Task to carry out: Repeat the records in full and exactly, omitting pictures.
START
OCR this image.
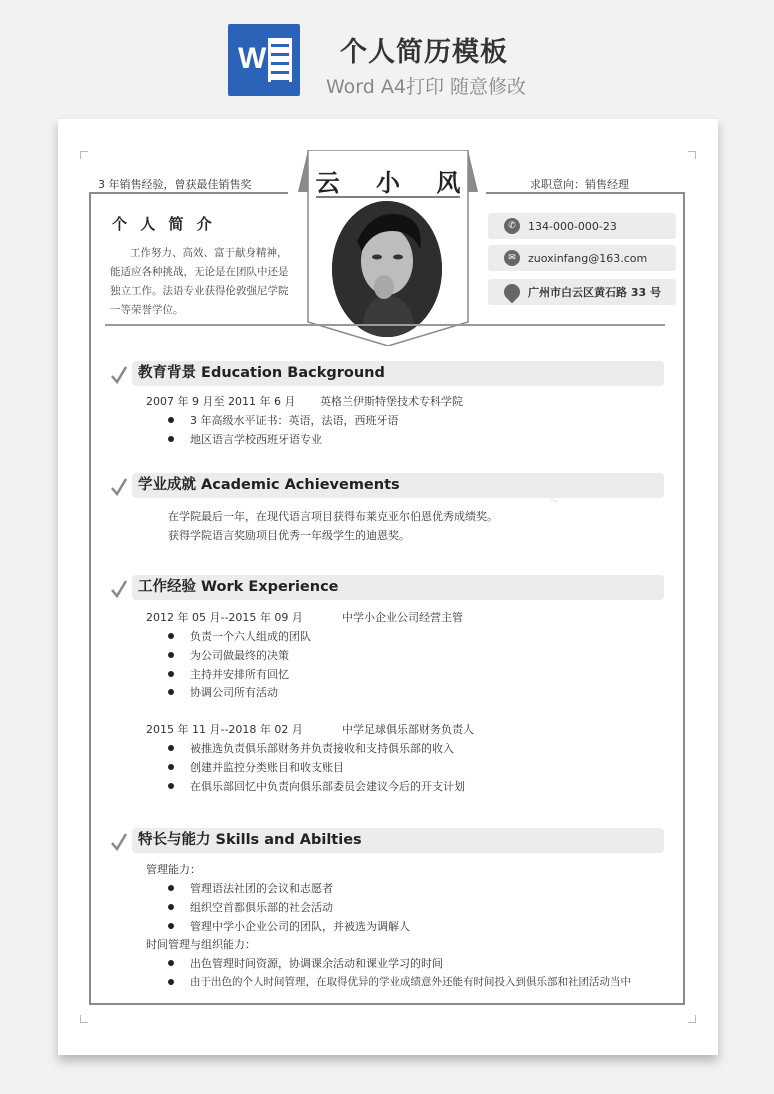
W	个人简历模板
Word A4打印 随意修改
3 年销售经验，曾获最佳销售奖	求职意向：销售经理
云 小 风
个 人 简 介
工作努力、高效、富于献身精神，能适应各种挑战，无论是在团队中还是独立工作。法语专业获得伦敦强尼学院一等荣誉学位。
✆	134-000-000-23
✉	zuoxinfang@163.com
广州市白云区黄石路 33 号
教育背景 Education Background
2007 年 9 月至 2011 年 6 月 英格兰伊斯特堡技术专科学院
3 年高级水平证书：英语，法语，西班牙语
地区语言学校西班牙语专业
学业成就 Academic Achievements
在学院最后一年，在现代语言项目获得布莱克亚尔伯恩优秀成绩奖。
获得学院语言奖励项目优秀一年级学生的迪恩奖。
工作经验 Work Experience
2012 年 05 月--2015 年 09 月	中学小企业公司经营主管
负责一个六人组成的团队
为公司做最终的决策
主持并安排所有回忆
协调公司所有活动
2015 年 11 月--2018 年 02 月	中学足球俱乐部财务负责人
被推选负责俱乐部财务并负责接收和支持俱乐部的收入
创建并监控分类账目和收支账目
在俱乐部回忆中负责向俱乐部委员会建议今后的开支计划
特长与能力 Skills and Abilties
管理能力：
管理语法社团的会议和志愿者
组织空首都俱乐部的社会活动
管理中学小企业公司的团队，并被选为调解人
时间管理与组织能力：
出色管理时间资源，协调课余活动和课业学习的时间
由于出色的个人时间管理，在取得优异的学业成绩意外还能有时间投入到俱乐部和社团活动当中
END
Worked solution:
OCR this image.
W	个人简历模板
Word A4打印 随意修改
3 年销售经验，曾获最佳销售奖	求职意向：销售经理
云 小 风
个 人 简 介
工作努力、高效、富于献身精神，能适应各种挑战，无论是在团队中还是独立工作。法语专业获得伦敦强尼学院一等荣誉学位。
✆	134-000-000-23
✉	zuoxinfang@163.com
广州市白云区黄石路 33 号
教育背景 Education Background
2007 年 9 月至 2011 年 6 月 英格兰伊斯特堡技术专科学院
3 年高级水平证书：英语，法语，西班牙语
地区语言学校西班牙语专业
学业成就 Academic Achievements
在学院最后一年，在现代语言项目获得布莱克亚尔伯恩优秀成绩奖。
获得学院语言奖励项目优秀一年级学生的迪恩奖。
工作经验 Work Experience
2012 年 05 月--2015 年 09 月	中学小企业公司经营主管
负责一个六人组成的团队
为公司做最终的决策
主持并安排所有回忆
协调公司所有活动
2015 年 11 月--2018 年 02 月	中学足球俱乐部财务负责人
被推选负责俱乐部财务并负责接收和支持俱乐部的收入
创建并监控分类账目和收支账目
在俱乐部回忆中负责向俱乐部委员会建议今后的开支计划
特长与能力 Skills and Abilties
管理能力：
管理语法社团的会议和志愿者
组织空首都俱乐部的社会活动
管理中学小企业公司的团队，并被选为调解人
时间管理与组织能力：
出色管理时间资源，协调课余活动和课业学习的时间
由于出色的个人时间管理，在取得优异的学业成绩意外还能有时间投入到俱乐部和社团活动当中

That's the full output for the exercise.